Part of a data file
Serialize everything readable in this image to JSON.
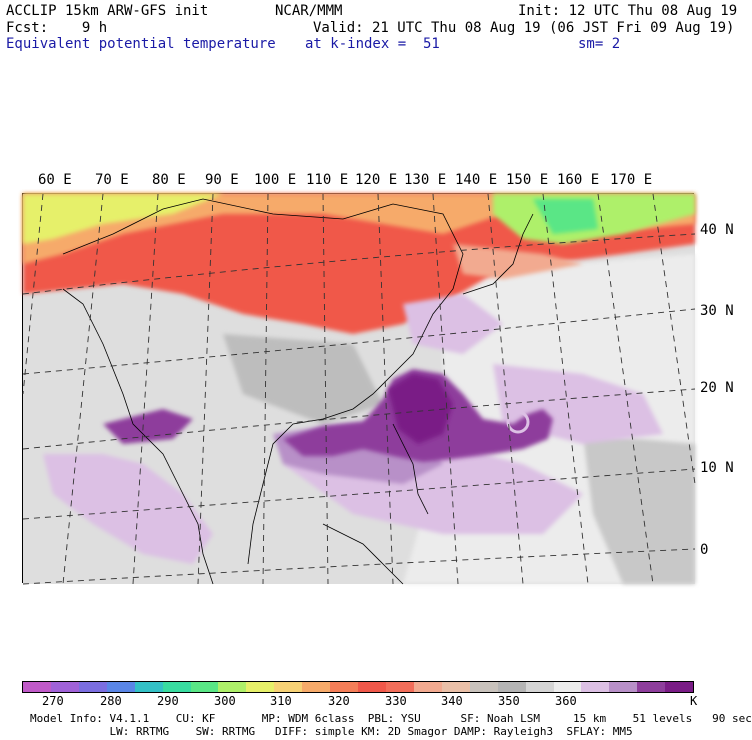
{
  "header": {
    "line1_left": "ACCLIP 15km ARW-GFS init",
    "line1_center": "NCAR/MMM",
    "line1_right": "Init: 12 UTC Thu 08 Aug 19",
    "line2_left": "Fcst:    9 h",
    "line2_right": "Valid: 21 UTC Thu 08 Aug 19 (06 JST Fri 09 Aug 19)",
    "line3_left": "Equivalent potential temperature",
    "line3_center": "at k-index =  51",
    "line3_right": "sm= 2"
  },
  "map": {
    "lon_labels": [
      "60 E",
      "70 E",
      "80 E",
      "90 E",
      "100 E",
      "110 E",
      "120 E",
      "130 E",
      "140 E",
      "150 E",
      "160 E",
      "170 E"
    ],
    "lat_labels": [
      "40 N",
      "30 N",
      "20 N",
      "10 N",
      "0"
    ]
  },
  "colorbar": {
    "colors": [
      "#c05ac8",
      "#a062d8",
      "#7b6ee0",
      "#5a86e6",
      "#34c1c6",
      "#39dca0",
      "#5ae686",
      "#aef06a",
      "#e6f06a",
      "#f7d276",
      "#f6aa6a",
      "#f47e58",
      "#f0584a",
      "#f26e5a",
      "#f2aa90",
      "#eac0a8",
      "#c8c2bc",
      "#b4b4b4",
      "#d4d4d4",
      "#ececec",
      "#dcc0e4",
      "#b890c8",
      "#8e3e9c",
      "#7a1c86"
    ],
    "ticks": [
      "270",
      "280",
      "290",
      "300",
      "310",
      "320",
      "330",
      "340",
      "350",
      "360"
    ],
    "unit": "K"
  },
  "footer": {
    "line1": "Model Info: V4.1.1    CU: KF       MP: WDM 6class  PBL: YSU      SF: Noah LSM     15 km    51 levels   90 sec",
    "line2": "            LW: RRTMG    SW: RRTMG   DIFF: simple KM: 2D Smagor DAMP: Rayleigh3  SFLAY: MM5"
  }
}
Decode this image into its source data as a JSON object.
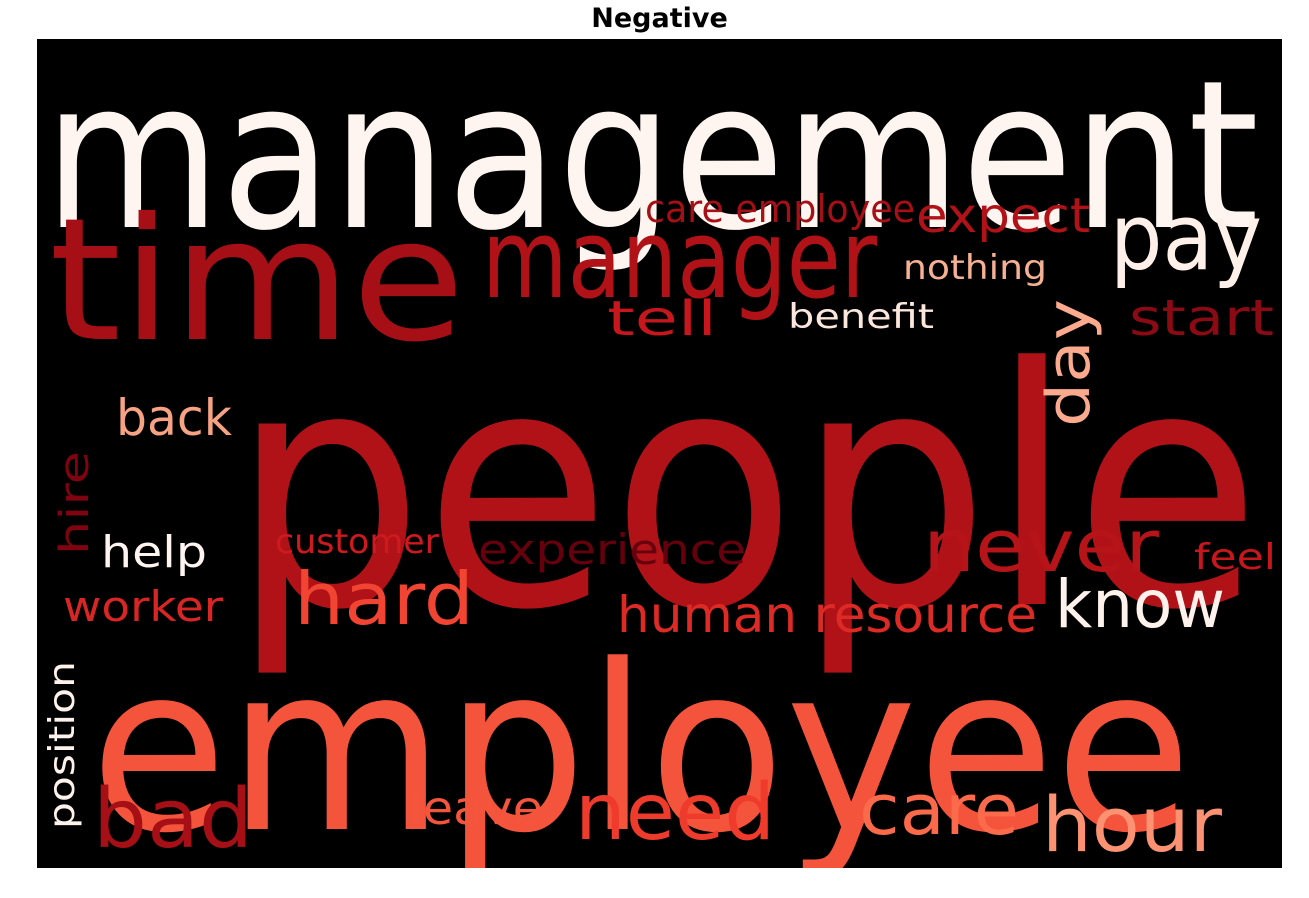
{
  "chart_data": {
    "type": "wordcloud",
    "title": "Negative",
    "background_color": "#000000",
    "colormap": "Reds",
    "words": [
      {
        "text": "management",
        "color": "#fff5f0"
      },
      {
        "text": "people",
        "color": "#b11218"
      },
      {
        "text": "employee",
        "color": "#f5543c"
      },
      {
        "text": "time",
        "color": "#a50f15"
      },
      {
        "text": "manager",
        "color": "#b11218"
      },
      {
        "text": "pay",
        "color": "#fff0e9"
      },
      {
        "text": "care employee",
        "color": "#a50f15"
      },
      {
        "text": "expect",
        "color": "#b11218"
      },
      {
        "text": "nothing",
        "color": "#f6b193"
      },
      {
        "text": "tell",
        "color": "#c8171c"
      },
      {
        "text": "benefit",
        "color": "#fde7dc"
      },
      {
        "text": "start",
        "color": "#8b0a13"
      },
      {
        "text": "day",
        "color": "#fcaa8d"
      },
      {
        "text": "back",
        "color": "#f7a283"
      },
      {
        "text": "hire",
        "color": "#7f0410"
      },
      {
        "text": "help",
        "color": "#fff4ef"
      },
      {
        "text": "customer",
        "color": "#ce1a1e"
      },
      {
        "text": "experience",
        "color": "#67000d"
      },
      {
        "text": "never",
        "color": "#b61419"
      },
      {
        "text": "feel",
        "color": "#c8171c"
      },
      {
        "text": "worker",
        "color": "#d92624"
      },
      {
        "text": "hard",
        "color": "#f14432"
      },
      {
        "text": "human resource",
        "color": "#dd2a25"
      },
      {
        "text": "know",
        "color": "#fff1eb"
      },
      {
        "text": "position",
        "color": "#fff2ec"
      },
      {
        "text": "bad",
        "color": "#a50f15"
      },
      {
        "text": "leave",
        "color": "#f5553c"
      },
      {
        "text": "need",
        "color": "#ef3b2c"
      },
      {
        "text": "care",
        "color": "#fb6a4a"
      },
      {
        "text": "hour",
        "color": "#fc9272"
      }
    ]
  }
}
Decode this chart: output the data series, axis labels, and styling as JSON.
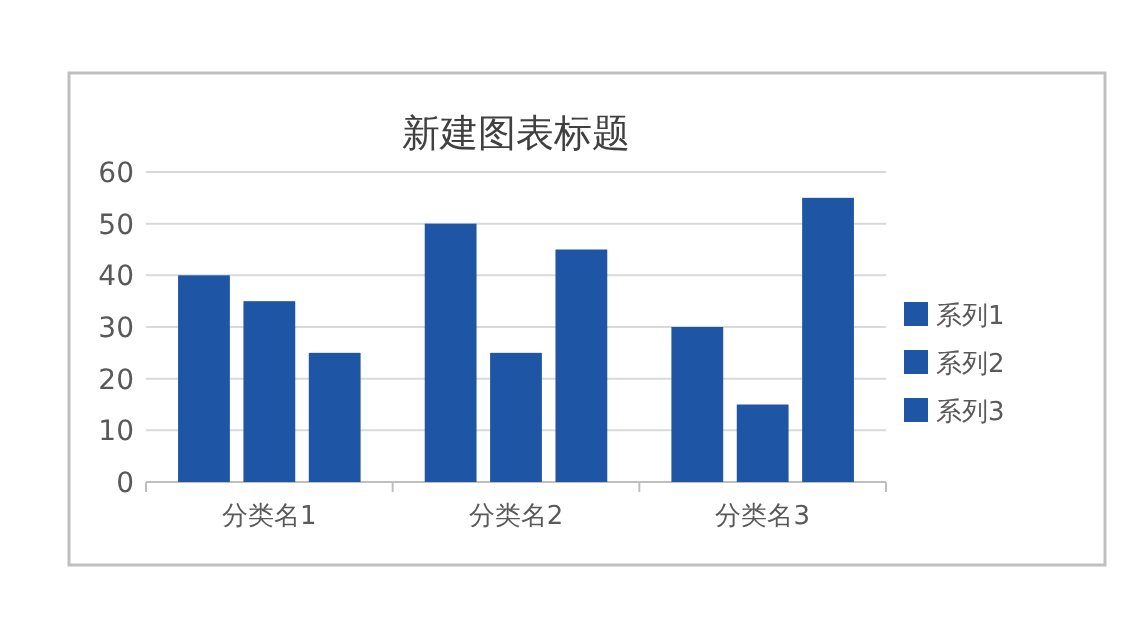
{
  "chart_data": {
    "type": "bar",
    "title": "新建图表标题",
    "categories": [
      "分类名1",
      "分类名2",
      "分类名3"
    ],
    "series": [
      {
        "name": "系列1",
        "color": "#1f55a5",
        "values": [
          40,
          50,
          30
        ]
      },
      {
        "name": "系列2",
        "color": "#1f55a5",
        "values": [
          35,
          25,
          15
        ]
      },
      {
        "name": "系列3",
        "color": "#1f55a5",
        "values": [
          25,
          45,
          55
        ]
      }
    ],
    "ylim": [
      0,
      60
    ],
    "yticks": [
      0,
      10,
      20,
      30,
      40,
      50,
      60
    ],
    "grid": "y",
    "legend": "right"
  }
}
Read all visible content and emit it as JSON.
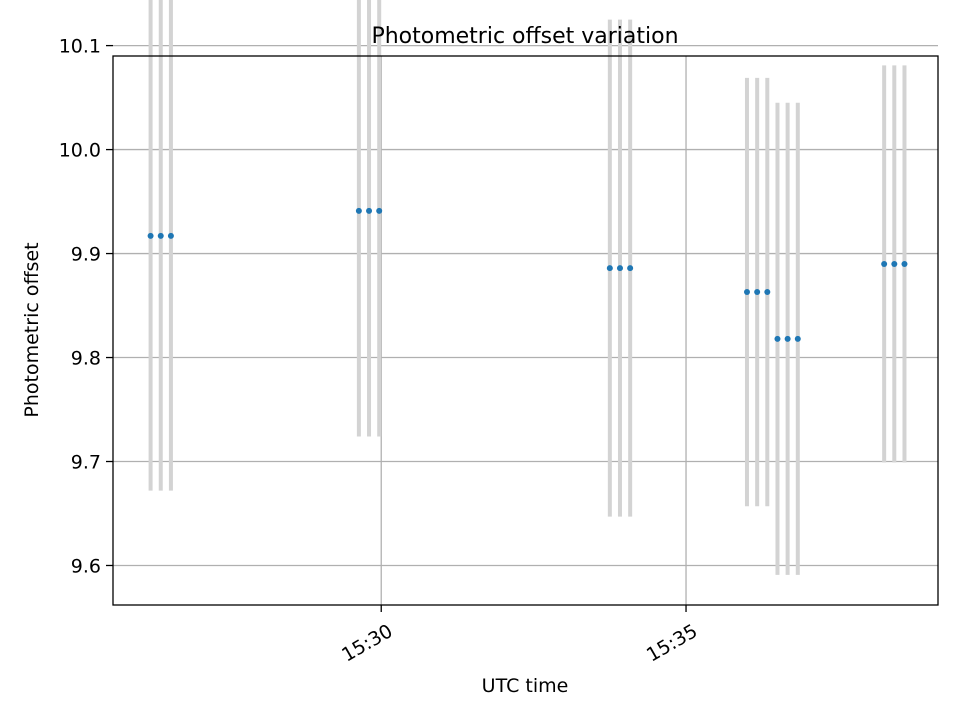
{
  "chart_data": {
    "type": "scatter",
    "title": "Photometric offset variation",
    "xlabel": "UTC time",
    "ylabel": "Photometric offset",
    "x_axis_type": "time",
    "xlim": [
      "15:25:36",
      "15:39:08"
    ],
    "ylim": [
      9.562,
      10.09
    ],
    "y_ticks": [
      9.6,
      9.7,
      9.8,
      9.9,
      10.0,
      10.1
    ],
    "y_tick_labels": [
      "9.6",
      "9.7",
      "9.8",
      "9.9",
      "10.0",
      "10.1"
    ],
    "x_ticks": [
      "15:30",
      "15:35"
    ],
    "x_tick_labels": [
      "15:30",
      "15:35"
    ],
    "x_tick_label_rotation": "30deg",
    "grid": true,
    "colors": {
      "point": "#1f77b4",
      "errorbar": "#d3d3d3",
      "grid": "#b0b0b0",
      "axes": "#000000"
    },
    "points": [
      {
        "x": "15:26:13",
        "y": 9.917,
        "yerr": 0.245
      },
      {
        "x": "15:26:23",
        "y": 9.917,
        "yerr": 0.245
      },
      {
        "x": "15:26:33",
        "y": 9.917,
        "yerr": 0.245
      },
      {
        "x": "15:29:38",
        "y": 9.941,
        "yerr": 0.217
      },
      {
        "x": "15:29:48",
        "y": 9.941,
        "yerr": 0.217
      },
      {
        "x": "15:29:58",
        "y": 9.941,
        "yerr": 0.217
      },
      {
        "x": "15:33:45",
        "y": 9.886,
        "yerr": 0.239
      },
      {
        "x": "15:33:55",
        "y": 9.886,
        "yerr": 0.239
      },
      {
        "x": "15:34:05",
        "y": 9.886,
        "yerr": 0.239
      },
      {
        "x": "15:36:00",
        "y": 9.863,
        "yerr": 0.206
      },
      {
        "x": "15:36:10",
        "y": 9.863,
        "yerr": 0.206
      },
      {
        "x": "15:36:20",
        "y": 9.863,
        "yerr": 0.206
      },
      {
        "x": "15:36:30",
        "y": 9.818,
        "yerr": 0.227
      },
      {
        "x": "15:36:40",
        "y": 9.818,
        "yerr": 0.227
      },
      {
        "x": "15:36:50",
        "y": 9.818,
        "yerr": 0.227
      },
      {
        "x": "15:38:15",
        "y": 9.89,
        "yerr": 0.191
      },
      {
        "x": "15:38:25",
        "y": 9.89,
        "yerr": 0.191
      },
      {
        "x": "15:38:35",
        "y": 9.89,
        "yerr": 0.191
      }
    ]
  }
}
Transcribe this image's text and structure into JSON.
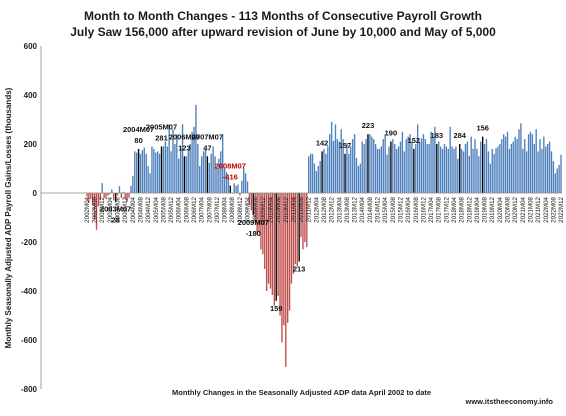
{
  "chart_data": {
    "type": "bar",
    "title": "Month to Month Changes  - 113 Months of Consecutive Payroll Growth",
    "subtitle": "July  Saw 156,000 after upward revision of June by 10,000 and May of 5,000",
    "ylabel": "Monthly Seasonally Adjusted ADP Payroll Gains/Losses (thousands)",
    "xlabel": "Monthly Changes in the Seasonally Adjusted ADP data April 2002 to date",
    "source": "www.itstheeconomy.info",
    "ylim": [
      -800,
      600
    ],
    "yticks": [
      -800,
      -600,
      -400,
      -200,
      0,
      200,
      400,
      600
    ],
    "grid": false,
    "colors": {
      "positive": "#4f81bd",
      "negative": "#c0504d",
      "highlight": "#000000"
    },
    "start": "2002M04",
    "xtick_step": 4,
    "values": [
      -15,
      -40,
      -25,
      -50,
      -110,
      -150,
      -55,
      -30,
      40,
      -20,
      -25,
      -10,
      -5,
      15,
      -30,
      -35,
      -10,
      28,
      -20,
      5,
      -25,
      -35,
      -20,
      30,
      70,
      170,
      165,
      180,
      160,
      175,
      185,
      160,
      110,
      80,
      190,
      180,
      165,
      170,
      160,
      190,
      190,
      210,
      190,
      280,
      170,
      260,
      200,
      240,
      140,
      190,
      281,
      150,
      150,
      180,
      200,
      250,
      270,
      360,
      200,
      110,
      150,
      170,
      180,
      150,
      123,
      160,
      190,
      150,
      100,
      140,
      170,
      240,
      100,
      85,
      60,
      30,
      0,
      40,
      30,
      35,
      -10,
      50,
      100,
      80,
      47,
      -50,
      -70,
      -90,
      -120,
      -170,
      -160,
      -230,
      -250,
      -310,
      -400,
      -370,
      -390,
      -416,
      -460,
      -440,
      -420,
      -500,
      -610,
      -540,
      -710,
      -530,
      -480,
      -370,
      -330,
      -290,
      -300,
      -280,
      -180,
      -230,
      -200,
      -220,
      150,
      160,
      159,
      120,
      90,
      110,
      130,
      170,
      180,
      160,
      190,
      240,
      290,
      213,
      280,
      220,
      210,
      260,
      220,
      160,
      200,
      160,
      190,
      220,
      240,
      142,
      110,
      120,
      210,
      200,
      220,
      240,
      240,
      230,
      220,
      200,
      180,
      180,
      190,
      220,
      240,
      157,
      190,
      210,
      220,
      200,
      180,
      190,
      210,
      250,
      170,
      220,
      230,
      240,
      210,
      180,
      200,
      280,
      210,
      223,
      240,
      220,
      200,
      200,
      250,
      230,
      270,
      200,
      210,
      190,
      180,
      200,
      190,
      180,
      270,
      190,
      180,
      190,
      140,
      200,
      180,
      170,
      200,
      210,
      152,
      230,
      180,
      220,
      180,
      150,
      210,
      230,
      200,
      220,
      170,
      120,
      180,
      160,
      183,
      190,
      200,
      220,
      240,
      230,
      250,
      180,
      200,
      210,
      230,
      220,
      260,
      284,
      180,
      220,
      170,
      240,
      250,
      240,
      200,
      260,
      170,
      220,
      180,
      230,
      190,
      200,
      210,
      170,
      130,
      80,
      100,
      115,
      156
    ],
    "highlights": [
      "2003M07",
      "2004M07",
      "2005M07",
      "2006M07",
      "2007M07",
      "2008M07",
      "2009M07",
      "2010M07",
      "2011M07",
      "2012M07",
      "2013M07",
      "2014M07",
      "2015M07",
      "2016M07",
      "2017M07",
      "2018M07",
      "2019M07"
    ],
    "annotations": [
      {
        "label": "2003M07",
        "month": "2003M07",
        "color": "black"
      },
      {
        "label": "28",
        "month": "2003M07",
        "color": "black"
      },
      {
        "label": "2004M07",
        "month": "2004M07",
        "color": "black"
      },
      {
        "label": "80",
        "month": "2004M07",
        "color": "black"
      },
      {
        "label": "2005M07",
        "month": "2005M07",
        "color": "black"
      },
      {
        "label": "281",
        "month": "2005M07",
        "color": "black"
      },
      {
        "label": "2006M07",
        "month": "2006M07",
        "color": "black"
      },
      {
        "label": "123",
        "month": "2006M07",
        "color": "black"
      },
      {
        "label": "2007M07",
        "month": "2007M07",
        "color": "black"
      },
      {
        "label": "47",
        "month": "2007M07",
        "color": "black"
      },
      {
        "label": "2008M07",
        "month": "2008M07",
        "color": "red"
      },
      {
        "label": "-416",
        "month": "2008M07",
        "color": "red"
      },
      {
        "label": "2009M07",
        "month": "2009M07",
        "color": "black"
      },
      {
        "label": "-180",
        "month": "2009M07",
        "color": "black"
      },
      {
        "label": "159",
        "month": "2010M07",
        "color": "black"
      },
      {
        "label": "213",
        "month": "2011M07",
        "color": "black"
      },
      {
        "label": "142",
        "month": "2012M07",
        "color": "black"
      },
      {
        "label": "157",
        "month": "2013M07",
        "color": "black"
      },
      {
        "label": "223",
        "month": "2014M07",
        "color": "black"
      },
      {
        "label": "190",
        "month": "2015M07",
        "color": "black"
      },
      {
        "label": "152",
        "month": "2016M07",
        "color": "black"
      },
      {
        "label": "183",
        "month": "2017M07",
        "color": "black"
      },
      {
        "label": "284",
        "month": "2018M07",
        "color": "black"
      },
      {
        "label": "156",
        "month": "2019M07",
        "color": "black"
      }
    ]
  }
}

• **Task details**
Copy every line of the entries above in which "xlabel" occurs.

• **Expected answer**
    "xlabel": "UTC time",
    "xlabel": "Monthly Changes in the Seasonally Adjusted ADP data April 2002 to date",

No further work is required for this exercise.